— start of RECORDS TO PROCESS —

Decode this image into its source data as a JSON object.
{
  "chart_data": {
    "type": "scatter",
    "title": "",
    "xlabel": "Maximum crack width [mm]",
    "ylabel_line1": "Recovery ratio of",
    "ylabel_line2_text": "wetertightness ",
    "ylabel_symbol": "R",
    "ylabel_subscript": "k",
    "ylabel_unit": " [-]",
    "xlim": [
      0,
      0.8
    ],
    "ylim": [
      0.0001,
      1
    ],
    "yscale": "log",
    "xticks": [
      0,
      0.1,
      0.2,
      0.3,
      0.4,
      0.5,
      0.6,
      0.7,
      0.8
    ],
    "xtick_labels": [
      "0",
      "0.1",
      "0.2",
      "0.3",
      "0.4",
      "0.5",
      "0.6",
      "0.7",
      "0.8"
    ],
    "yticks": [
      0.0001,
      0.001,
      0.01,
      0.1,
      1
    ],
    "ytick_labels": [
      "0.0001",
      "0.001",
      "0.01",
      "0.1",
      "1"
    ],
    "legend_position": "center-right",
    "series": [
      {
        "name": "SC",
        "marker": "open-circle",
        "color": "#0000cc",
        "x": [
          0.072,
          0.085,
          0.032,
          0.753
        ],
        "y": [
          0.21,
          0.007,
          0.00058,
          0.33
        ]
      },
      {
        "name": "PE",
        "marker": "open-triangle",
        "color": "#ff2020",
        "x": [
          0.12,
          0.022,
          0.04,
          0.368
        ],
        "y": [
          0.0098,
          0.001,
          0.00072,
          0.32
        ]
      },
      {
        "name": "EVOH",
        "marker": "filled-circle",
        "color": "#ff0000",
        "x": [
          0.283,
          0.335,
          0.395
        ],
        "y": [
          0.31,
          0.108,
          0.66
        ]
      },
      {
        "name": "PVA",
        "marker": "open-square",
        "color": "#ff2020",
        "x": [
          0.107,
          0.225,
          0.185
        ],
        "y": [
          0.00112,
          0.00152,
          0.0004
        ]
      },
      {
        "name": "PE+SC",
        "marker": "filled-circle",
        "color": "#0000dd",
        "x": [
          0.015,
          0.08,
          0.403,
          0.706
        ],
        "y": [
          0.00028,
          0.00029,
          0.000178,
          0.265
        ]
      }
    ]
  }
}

— end of RECORDS TO PROCESS —
— start of RECORDS TO PROCESS —

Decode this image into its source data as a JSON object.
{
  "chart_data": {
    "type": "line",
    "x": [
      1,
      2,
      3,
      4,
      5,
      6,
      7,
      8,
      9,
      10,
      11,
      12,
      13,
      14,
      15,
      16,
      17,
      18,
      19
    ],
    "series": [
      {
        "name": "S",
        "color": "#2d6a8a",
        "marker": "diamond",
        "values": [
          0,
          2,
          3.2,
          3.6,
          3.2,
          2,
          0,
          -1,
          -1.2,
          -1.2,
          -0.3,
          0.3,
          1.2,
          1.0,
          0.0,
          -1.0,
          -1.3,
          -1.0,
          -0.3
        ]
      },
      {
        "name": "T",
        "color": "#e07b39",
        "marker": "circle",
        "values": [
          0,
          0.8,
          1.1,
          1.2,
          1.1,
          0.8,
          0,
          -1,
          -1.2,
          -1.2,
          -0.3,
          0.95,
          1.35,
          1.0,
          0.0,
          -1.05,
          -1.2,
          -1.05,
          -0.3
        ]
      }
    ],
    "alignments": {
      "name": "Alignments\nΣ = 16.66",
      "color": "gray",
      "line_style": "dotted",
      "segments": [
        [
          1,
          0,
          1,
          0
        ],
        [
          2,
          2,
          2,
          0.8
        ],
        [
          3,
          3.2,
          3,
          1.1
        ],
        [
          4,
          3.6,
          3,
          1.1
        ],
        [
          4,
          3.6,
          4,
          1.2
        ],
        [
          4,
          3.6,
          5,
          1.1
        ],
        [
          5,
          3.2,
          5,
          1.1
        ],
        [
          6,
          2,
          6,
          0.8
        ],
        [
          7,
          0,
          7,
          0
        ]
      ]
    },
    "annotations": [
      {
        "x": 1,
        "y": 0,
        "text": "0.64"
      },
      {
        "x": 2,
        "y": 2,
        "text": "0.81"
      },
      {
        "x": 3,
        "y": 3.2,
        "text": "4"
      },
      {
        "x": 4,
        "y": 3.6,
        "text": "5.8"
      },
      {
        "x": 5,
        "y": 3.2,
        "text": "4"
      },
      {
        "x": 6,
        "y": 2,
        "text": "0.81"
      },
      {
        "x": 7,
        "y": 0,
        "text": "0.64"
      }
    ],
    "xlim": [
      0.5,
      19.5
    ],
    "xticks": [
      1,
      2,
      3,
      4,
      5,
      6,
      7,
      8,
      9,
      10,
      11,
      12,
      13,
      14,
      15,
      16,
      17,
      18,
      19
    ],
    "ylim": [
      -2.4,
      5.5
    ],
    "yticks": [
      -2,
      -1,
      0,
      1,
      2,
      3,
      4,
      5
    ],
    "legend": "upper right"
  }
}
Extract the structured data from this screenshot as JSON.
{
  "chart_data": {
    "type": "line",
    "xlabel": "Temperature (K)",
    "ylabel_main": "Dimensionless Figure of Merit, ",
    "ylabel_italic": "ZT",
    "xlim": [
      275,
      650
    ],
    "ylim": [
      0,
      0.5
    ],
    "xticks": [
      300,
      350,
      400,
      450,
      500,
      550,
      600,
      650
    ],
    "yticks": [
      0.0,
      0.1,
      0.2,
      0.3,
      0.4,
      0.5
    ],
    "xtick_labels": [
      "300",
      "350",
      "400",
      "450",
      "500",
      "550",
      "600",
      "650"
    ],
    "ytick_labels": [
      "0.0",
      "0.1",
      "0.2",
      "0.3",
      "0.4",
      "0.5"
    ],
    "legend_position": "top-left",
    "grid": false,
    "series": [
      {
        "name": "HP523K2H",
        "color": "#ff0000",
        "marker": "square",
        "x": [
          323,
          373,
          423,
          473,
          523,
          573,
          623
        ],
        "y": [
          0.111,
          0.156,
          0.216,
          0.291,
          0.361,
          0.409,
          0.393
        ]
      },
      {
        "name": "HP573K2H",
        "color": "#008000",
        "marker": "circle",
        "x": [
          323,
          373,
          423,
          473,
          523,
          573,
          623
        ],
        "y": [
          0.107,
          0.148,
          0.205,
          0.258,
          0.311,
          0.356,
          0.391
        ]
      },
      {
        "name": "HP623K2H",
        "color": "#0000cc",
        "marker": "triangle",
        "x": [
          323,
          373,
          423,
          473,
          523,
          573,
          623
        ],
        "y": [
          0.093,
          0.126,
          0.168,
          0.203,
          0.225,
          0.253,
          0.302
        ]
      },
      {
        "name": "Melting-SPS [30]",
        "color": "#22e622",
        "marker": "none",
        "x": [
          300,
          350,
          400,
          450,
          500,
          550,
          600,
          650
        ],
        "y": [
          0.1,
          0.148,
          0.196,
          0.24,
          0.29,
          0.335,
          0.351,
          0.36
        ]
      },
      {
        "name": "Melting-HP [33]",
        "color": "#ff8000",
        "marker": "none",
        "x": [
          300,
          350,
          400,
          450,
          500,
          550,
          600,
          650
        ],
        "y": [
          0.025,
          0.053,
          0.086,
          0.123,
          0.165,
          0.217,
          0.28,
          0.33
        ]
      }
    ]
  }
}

— end of RECORDS TO PROCESS —

• OBJECTIVE
For the entries shown above, give the number of lines that include the word "xlabel", without any other text.

• SOLUTION
2